RECORD EXTRACTS.
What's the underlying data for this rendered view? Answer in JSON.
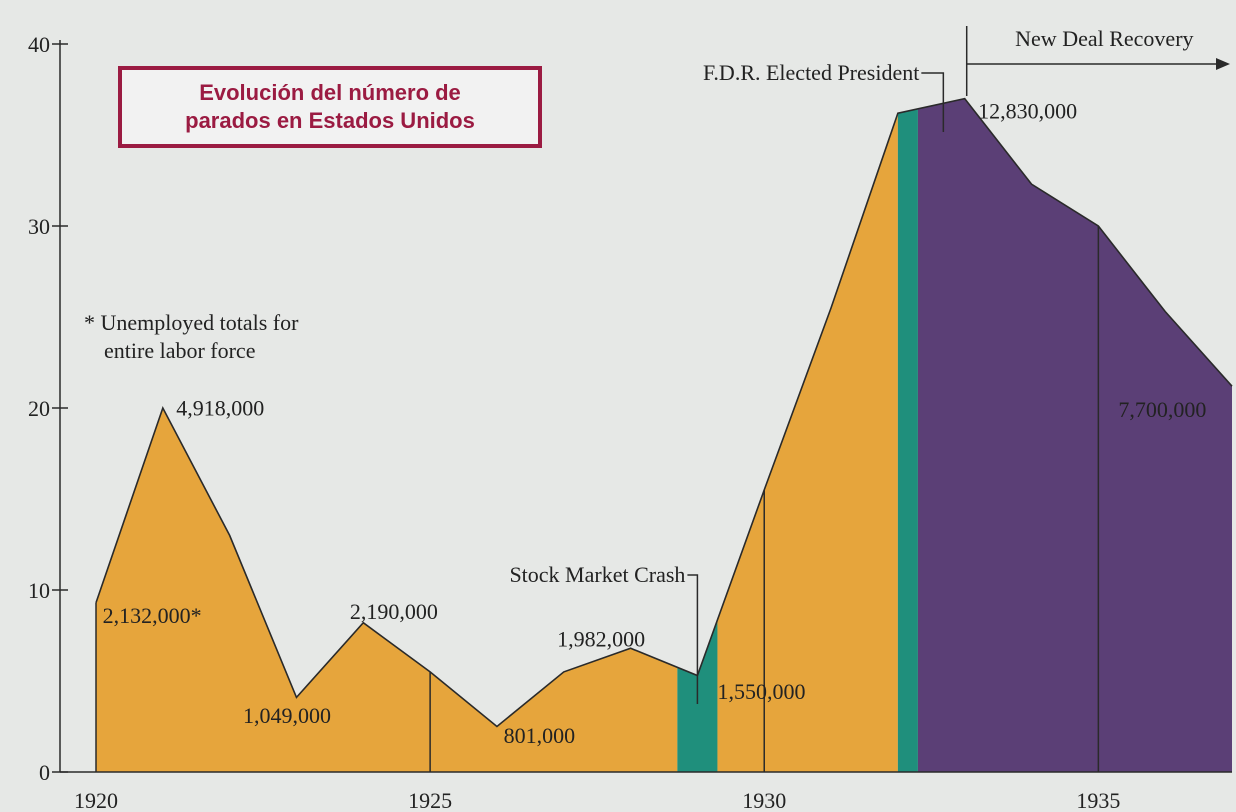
{
  "title_lines": [
    "Evolución del número de",
    "parados en Estados Unidos"
  ],
  "note_lines": [
    "* Unemployed totals for",
    "entire labor force"
  ],
  "colors": {
    "orange": "#e6a53c",
    "teal": "#1f8f7c",
    "purple": "#5b3f76",
    "title": "#9b1b42",
    "background": "#e6e8e6"
  },
  "chart_data": {
    "type": "area",
    "x": [
      1920,
      1921,
      1922,
      1923,
      1924,
      1925,
      1926,
      1927,
      1928,
      1929,
      1930,
      1931,
      1932,
      1933,
      1934,
      1935,
      1936,
      1937
    ],
    "y": [
      9.3,
      20,
      13,
      4.1,
      8.2,
      5.5,
      2.5,
      5.5,
      6.8,
      5.3,
      15.5,
      25.5,
      36.2,
      37.0,
      32.3,
      30.0,
      25.3,
      21.2
    ],
    "yticks": [
      0,
      10,
      20,
      30,
      40
    ],
    "xticks": [
      1920,
      1925,
      1930,
      1935
    ],
    "xlim": [
      1920,
      1937
    ],
    "ylim": [
      0,
      40
    ],
    "vlines": [
      1925,
      1930,
      1935
    ],
    "shaded_regions": [
      {
        "from": 1920,
        "to": 1928.7,
        "color": "orange"
      },
      {
        "from": 1928.7,
        "to": 1929.3,
        "color": "teal"
      },
      {
        "from": 1929.3,
        "to": 1932,
        "color": "orange"
      },
      {
        "from": 1932,
        "to": 1932.3,
        "color": "teal"
      },
      {
        "from": 1932.3,
        "to": 1937,
        "color": "purple"
      }
    ],
    "value_labels": [
      {
        "text": "2,132,000*",
        "x": 1920.1,
        "y": 8.2
      },
      {
        "text": "4,918,000",
        "x": 1921.2,
        "y": 19.6
      },
      {
        "text": "1,049,000",
        "x": 1922.2,
        "y": 2.7
      },
      {
        "text": "2,190,000",
        "x": 1923.8,
        "y": 8.4
      },
      {
        "text": "801,000",
        "x": 1926.1,
        "y": 1.6
      },
      {
        "text": "1,982,000",
        "x": 1926.9,
        "y": 6.9
      },
      {
        "text": "1,550,000",
        "x": 1929.3,
        "y": 4.0
      },
      {
        "text": "12,830,000",
        "x": 1933.2,
        "y": 35.9
      },
      {
        "text": "7,700,000",
        "x": 1935.3,
        "y": 19.5
      }
    ],
    "annotations": [
      {
        "text": "Stock Market Crash",
        "x": 1929.0
      },
      {
        "text": "F.D.R. Elected President",
        "x": 1932.8
      },
      {
        "text": "New Deal Recovery",
        "from": 1933.0,
        "to": 1937.0
      }
    ]
  }
}
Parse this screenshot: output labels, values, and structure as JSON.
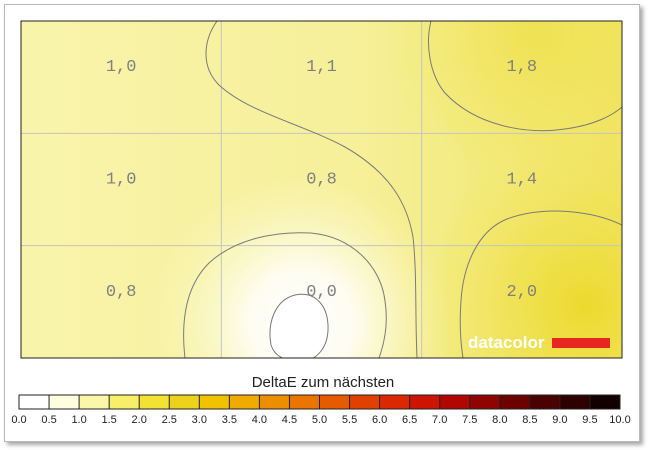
{
  "chart_data": {
    "type": "heatmap",
    "rows": 3,
    "cols": 3,
    "labels": [
      [
        "1,0",
        "1,1",
        "1,8"
      ],
      [
        "1,0",
        "0,8",
        "1,4"
      ],
      [
        "0,8",
        "0,0",
        "2,0"
      ]
    ],
    "values": [
      [
        1.0,
        1.1,
        1.8
      ],
      [
        1.0,
        0.8,
        1.4
      ],
      [
        0.8,
        0.0,
        2.0
      ]
    ],
    "contour_levels": [
      0.5,
      1.0,
      1.5,
      2.0
    ],
    "legend": {
      "title": "DeltaE zum nächsten",
      "min": 0.0,
      "max": 10.0,
      "ticks": [
        "0.0",
        "0.5",
        "1.0",
        "1.5",
        "2.0",
        "2.5",
        "3.0",
        "3.5",
        "4.0",
        "4.5",
        "5.0",
        "5.5",
        "6.0",
        "6.5",
        "7.0",
        "7.5",
        "8.0",
        "8.5",
        "9.0",
        "9.5",
        "10.0"
      ],
      "colors": [
        "#ffffff",
        "#fffde0",
        "#fbf7a8",
        "#f7ef6a",
        "#f2e233",
        "#ecd21a",
        "#f0c200",
        "#f0aa00",
        "#ec8e00",
        "#e97400",
        "#e65a00",
        "#e24000",
        "#dc2800",
        "#cc1400",
        "#b00800",
        "#900400",
        "#6c0200",
        "#4a0100",
        "#2e0000",
        "#120000"
      ]
    },
    "grid": true
  },
  "watermark": {
    "text": "datacolor",
    "bar_color": "#e6261f"
  }
}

WRITTEN PROBLEM. Every record must be copied exactly, with images dropped from the result.

THE OUTPUT.
What's the underlying data for this rendered view? Answer in JSON.
{
  "title_lines": [
    "Evolución del número de",
    "parados en Estados Unidos"
  ],
  "note_lines": [
    "* Unemployed totals for",
    "entire labor force"
  ],
  "colors": {
    "orange": "#e6a53c",
    "teal": "#1f8f7c",
    "purple": "#5b3f76",
    "title": "#9b1b42",
    "background": "#e6e8e6"
  },
  "chart_data": {
    "type": "area",
    "x": [
      1920,
      1921,
      1922,
      1923,
      1924,
      1925,
      1926,
      1927,
      1928,
      1929,
      1930,
      1931,
      1932,
      1933,
      1934,
      1935,
      1936,
      1937
    ],
    "y": [
      9.3,
      20,
      13,
      4.1,
      8.2,
      5.5,
      2.5,
      5.5,
      6.8,
      5.3,
      15.5,
      25.5,
      36.2,
      37.0,
      32.3,
      30.0,
      25.3,
      21.2
    ],
    "yticks": [
      0,
      10,
      20,
      30,
      40
    ],
    "xticks": [
      1920,
      1925,
      1930,
      1935
    ],
    "xlim": [
      1920,
      1937
    ],
    "ylim": [
      0,
      40
    ],
    "vlines": [
      1925,
      1930,
      1935
    ],
    "shaded_regions": [
      {
        "from": 1920,
        "to": 1928.7,
        "color": "orange"
      },
      {
        "from": 1928.7,
        "to": 1929.3,
        "color": "teal"
      },
      {
        "from": 1929.3,
        "to": 1932,
        "color": "orange"
      },
      {
        "from": 1932,
        "to": 1932.3,
        "color": "teal"
      },
      {
        "from": 1932.3,
        "to": 1937,
        "color": "purple"
      }
    ],
    "value_labels": [
      {
        "text": "2,132,000*",
        "x": 1920.1,
        "y": 8.2
      },
      {
        "text": "4,918,000",
        "x": 1921.2,
        "y": 19.6
      },
      {
        "text": "1,049,000",
        "x": 1922.2,
        "y": 2.7
      },
      {
        "text": "2,190,000",
        "x": 1923.8,
        "y": 8.4
      },
      {
        "text": "801,000",
        "x": 1926.1,
        "y": 1.6
      },
      {
        "text": "1,982,000",
        "x": 1926.9,
        "y": 6.9
      },
      {
        "text": "1,550,000",
        "x": 1929.3,
        "y": 4.0
      },
      {
        "text": "12,830,000",
        "x": 1933.2,
        "y": 35.9
      },
      {
        "text": "7,700,000",
        "x": 1935.3,
        "y": 19.5
      }
    ],
    "annotations": [
      {
        "text": "Stock Market Crash",
        "x": 1929.0
      },
      {
        "text": "F.D.R. Elected President",
        "x": 1932.8
      },
      {
        "text": "New Deal Recovery",
        "from": 1933.0,
        "to": 1937.0
      }
    ]
  }
}
Parse this screenshot: output labels, values, and structure as JSON.
{
  "chart_data": {
    "type": "heatmap",
    "rows": 3,
    "cols": 3,
    "labels": [
      [
        "1,0",
        "1,1",
        "1,8"
      ],
      [
        "1,0",
        "0,8",
        "1,4"
      ],
      [
        "0,8",
        "0,0",
        "2,0"
      ]
    ],
    "values": [
      [
        1.0,
        1.1,
        1.8
      ],
      [
        1.0,
        0.8,
        1.4
      ],
      [
        0.8,
        0.0,
        2.0
      ]
    ],
    "contour_levels": [
      0.5,
      1.0,
      1.5,
      2.0
    ],
    "legend": {
      "title": "DeltaE zum nächsten",
      "min": 0.0,
      "max": 10.0,
      "ticks": [
        "0.0",
        "0.5",
        "1.0",
        "1.5",
        "2.0",
        "2.5",
        "3.0",
        "3.5",
        "4.0",
        "4.5",
        "5.0",
        "5.5",
        "6.0",
        "6.5",
        "7.0",
        "7.5",
        "8.0",
        "8.5",
        "9.0",
        "9.5",
        "10.0"
      ],
      "colors": [
        "#ffffff",
        "#fffde0",
        "#fbf7a8",
        "#f7ef6a",
        "#f2e233",
        "#ecd21a",
        "#f0c200",
        "#f0aa00",
        "#ec8e00",
        "#e97400",
        "#e65a00",
        "#e24000",
        "#dc2800",
        "#cc1400",
        "#b00800",
        "#900400",
        "#6c0200",
        "#4a0100",
        "#2e0000",
        "#120000"
      ]
    },
    "grid": true
  },
  "watermark": {
    "text": "datacolor",
    "bar_color": "#e6261f"
  }
}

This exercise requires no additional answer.